Extrait du texte |
------------------------

En 1996, il lance et dirige l’Espace bioéthique aquitain (EBA), récemment installé dans les murs du CHU. L’EBA, sous sa houlette, est une ruche bourdonnante qui intervient dans les formations intitiales et permanentes, monte et anime des ateliers d’analyses, des groupes de travail, des rencontres régionales et des colloques internationaux. Dans tous ces chantiers, l’interdisciplinaire le dispute au multiculturelle. De la diversité avant tout.

L’inspecteur Colombo au CHU.

Pour vivre le pluralisme dans tous ses états, la méthode Jacques Faucher, comme la définit son auteur, c’est « d’abord l’écoute des acteurs de terrain. La recherche fondamentale doit être mise à leur service. Elle répond à leurs expériences de soignants, avec le souci souverain de leur donner de l’espace. » Pour employer le jargon universitaire, « il s’agit de viser chez chacun l’advenue d’un sujet dans sa parole et dans ses actes ». Le médecin-prêtre s’avance avec une posture empruntée, confie-t-il, à l’inspecteur Colombo, toute en questionnement débonnaire. « Il est tout sauf un sachant qui assène ses avis, il profère poser des questions », témoigne la directrice des soins de l’Institut de formation des soins infirmiers du CHU, Françoise Poirier. « Ce n’est pas un béni-oui-oui, il n’hésite pas à mettre le doigt là où ça fait mal, ajoute le Dr Galichon. Quitte à indisposer des cathos rigides pour qui "Le pape a dit, donc le débat est clos". »

------------------------

Liste fournie |
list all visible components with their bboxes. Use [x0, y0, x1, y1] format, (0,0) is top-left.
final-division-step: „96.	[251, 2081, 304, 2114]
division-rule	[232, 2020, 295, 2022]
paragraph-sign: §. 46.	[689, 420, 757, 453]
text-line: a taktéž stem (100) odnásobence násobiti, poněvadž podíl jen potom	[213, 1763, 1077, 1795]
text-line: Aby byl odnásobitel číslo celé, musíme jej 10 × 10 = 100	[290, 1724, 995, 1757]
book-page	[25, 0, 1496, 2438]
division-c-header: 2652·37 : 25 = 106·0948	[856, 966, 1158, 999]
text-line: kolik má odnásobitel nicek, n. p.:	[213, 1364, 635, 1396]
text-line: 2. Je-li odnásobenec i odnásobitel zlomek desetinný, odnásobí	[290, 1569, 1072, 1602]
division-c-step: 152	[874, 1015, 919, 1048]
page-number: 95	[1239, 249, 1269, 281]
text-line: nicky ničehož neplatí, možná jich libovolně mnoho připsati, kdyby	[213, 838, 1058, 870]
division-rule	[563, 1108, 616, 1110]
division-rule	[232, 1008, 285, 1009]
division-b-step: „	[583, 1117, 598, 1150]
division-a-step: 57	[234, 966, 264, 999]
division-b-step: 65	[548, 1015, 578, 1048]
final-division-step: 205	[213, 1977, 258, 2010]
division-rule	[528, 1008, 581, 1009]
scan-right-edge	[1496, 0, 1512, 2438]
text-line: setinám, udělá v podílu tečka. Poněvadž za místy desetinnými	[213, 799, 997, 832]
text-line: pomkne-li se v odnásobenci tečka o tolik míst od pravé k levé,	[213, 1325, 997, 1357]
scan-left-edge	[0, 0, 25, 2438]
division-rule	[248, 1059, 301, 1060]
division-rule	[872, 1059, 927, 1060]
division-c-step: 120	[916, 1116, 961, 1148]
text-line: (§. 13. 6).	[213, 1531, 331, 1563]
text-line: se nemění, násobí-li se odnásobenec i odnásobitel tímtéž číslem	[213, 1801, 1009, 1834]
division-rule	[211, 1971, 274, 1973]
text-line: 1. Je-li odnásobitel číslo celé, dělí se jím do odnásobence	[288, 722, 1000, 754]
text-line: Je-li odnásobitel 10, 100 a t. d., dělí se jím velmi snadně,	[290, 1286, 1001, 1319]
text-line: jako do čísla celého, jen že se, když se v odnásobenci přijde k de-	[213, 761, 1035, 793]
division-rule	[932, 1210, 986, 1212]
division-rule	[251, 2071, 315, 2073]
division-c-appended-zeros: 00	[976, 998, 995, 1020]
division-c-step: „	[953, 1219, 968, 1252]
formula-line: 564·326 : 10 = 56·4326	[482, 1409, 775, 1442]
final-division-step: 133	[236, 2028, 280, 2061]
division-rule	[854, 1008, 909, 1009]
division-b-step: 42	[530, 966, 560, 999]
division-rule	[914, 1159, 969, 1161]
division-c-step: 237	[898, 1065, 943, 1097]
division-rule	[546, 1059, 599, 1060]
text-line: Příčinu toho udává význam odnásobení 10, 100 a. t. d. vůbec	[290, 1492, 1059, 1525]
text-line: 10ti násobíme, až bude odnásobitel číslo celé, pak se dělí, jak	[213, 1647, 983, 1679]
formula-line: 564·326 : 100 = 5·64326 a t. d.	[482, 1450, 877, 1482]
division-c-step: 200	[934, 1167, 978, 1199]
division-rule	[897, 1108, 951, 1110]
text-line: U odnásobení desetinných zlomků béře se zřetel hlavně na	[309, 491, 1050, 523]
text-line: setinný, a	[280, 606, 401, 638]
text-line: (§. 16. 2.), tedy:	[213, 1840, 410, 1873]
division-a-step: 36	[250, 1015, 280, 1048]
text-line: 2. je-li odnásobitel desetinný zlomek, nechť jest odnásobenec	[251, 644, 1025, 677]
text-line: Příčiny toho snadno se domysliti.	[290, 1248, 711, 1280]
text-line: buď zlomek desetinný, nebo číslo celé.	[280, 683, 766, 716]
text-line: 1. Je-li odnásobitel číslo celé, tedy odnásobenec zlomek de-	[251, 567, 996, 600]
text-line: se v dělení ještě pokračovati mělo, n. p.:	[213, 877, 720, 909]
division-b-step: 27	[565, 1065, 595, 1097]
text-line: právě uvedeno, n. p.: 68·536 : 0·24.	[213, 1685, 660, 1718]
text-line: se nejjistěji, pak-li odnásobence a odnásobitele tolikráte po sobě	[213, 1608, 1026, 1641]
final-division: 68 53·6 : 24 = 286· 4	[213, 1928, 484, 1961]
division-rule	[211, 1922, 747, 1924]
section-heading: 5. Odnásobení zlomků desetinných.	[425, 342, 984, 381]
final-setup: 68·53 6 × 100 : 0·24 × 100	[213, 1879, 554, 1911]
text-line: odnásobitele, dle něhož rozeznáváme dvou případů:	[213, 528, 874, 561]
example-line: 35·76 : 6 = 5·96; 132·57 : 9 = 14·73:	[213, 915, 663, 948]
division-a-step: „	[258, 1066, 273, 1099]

------------------------

Série d'exercices |
[a] Dans le texte sur l'Espace bioéthique aquitain, quelle fonction occupe Françoise Poirier ?
[b] Recopiez le passage du texte sur l'Espace bioéthique aquitain qui va de « En 1996, il » à « diversité avant tout. ».
[c] Poursuivez le texte sur l'Espace bioéthique aquitain à partir de l'endroit où il s'interrompt.

Corrigé des exercices |
[a] Elle est directrice des soins de l'Institut de formation des soins infirmiers du CHU.

[b]
En 1996, il lance et dirige l’Espace bioéthique aquitain (EBA), récemment installé dans les murs du CHU. L’EBA, sous sa houlette, est une ruche bourdonnante qui intervient dans les formations intitiales et permanentes, monte et anime des ateliers d’analyses, des groupes de travail, des rencontres régionales et des colloques internationaux. Dans tous ces chantiers, l’interdisciplinaire le dispute au multiculturelle. De la diversité avant tout.

[c]
Pas assez catholique, le père Faucher ? « C’est vrai, par son questionnement éthique, il peut déranger ceux que tente l’enfermement doctrinal ou technicien, reconnaît Mgr Ricard, qui lui a confié la délégation diocésaine au monde de la santé. Le cardinal-archevêque de Bordeaux salut « le travail de réflexion dans lequel il excelle, à l’encontre des approches simplistes, révélant la complexité des problèmes et ouvrant de nouvelles pistes. C’est ce qui lui permet de jouer un rôle de pont avec les non-chrétiens. »

Les théologiens qui rient.

Une démarche passionnante mais qui n’est pas dépourvue de risque, juge Nicolas de Brémond d’Ars, prêtre et sociologue (EHESS), son ami et condisciple depuis les Carmes : « Jacques réinterprète avec les sciences humaines des questions éthiques parfois très normatives dans l’Église. Mais il sait en même temps puiser aux meilleures sources, chez Thomas d’Aquin ou Alphonse de Liguori. Et pour désamorcer les conflits, il a aussi son célèbre rire. "Voilà les théologiens qui rient", s’esclaffent les religieuses quand elles nous voient arriver pour les réunions de notre groupe de recherche, à Poitiers. »

« Ce rire, c’est sa manière de ne pas coincer l’interlocuteur lorsque celui-ci rencontre ses propres limites », analyse Françoise Poirier. « Grâce à son humour, il surfe sur les blocages et détend les crispations, note le Dr Galichon, en réussissant toujours à mettre en valeur le contexte individuel. »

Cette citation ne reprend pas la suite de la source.